Problem to work on
Using the listing below, select the lines with the word "аварії" and copy them.

Provided information
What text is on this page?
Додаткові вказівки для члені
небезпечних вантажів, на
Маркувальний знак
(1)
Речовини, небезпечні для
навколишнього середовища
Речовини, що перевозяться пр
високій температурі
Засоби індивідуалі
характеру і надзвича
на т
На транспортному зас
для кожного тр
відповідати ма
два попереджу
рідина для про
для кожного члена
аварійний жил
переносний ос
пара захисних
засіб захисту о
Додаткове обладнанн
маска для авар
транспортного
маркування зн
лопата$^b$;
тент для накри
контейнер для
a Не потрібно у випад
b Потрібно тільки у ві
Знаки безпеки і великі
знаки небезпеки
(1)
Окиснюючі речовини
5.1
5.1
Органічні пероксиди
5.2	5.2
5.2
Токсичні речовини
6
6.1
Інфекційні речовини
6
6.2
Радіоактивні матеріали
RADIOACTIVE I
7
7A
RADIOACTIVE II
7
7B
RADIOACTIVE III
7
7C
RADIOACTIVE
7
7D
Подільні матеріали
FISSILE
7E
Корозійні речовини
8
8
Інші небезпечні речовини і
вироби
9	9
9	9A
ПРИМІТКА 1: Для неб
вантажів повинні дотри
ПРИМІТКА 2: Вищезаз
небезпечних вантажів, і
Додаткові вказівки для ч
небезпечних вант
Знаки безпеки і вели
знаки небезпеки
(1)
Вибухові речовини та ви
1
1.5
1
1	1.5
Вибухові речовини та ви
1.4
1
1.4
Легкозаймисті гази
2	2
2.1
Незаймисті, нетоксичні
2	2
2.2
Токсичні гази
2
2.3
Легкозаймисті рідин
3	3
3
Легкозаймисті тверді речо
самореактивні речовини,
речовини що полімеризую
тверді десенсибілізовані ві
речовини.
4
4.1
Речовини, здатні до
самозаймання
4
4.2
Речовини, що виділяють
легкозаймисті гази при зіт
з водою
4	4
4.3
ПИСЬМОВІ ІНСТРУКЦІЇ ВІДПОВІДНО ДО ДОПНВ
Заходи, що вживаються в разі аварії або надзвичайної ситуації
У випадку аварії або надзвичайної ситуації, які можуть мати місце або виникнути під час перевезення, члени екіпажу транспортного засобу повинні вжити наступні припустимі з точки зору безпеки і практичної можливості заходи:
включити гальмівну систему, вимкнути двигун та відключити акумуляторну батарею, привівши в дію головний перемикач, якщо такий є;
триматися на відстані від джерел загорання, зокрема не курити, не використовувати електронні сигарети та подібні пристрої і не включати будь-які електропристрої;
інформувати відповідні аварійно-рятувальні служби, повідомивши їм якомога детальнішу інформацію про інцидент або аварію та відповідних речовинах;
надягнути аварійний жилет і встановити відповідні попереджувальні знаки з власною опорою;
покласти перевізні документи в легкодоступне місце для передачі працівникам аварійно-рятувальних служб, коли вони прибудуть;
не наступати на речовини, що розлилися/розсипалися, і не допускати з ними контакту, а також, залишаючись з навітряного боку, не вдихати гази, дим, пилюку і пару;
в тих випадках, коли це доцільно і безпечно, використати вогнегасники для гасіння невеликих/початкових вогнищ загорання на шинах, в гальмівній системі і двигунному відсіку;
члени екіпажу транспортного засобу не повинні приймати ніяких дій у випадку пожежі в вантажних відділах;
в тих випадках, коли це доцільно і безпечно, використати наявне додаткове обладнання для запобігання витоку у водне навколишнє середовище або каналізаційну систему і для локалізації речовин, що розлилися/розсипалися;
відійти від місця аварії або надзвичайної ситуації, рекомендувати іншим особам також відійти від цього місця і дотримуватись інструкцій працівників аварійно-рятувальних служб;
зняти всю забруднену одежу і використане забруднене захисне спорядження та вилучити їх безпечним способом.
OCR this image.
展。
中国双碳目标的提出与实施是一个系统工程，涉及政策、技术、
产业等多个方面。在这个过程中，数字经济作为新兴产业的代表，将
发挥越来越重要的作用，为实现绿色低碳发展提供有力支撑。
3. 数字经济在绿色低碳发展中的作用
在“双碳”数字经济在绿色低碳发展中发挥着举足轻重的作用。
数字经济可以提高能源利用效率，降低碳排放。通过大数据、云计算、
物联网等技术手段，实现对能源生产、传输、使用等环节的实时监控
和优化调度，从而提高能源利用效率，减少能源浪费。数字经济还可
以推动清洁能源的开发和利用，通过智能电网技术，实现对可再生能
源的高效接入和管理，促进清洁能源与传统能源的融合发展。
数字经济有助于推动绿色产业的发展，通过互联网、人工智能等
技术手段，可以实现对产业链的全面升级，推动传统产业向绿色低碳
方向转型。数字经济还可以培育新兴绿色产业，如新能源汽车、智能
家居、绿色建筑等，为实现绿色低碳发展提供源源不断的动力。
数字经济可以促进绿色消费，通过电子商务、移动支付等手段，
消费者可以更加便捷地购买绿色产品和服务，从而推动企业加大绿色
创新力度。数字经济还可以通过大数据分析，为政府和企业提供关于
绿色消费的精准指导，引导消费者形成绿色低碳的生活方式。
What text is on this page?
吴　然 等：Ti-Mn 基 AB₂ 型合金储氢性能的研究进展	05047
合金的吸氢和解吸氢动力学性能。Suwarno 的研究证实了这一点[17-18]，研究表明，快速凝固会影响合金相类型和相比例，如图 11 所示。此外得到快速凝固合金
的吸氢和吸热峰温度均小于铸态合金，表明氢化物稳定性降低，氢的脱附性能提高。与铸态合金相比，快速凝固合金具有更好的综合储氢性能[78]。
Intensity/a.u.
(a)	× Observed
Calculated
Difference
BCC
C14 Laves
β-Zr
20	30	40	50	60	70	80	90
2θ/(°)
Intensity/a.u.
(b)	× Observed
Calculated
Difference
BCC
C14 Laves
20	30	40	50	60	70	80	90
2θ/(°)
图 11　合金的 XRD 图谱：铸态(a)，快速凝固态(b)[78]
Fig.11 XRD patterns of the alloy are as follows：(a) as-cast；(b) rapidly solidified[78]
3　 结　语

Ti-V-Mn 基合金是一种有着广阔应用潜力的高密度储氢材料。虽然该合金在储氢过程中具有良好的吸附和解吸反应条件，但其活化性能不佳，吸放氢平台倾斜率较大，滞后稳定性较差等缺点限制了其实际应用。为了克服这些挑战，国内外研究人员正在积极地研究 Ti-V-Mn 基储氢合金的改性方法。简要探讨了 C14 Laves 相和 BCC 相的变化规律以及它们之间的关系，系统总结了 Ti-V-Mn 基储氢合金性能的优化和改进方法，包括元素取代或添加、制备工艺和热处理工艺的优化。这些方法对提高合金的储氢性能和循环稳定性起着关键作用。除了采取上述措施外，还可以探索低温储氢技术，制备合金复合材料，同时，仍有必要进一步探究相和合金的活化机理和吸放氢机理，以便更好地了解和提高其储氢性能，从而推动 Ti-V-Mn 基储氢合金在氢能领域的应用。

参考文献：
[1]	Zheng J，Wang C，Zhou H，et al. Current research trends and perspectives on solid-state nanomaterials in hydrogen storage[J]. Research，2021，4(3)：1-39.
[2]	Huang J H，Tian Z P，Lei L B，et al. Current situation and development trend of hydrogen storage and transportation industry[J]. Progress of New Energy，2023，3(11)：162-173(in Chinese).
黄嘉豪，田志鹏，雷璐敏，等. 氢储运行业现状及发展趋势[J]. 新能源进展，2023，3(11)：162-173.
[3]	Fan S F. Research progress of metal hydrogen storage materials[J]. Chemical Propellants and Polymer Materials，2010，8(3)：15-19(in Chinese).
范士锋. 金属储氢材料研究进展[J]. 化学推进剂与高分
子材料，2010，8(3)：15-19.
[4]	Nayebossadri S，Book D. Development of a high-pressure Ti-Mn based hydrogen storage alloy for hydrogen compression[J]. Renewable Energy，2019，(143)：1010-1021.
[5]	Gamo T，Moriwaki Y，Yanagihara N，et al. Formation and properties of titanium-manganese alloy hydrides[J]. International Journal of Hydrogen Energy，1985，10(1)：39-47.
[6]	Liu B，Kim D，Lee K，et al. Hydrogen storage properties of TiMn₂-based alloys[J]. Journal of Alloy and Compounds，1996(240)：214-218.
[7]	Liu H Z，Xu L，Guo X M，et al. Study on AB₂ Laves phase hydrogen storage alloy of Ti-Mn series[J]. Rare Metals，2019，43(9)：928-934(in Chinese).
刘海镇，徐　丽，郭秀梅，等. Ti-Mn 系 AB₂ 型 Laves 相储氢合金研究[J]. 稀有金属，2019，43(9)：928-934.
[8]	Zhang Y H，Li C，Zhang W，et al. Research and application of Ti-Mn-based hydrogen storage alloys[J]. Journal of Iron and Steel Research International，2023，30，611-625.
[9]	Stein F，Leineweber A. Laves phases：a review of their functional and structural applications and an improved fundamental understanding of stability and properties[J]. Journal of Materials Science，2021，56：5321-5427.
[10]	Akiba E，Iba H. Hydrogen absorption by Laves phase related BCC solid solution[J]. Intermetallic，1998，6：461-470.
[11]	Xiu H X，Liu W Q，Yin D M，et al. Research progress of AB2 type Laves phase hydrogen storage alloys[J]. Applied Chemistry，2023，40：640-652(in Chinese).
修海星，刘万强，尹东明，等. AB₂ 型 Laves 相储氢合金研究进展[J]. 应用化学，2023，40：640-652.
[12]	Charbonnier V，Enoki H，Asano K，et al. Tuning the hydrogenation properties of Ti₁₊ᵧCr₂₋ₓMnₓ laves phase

Solution to this task
Заходи, що вживаються в разі аварії або надзвичайної ситуації
У випадку аварії або надзвичайної ситуації, які можуть мати місце або виникнути під час перевезення, члени екіпажу транспортного засобу повинні вжити наступні припустимі з точки зору безпеки і практичної можливості заходи:
відійти від місця аварії або надзвичайної ситуації, рекомендувати іншим особам також відійти від цього місця і дотримуватись інструкцій працівників аварійно-рятувальних служб;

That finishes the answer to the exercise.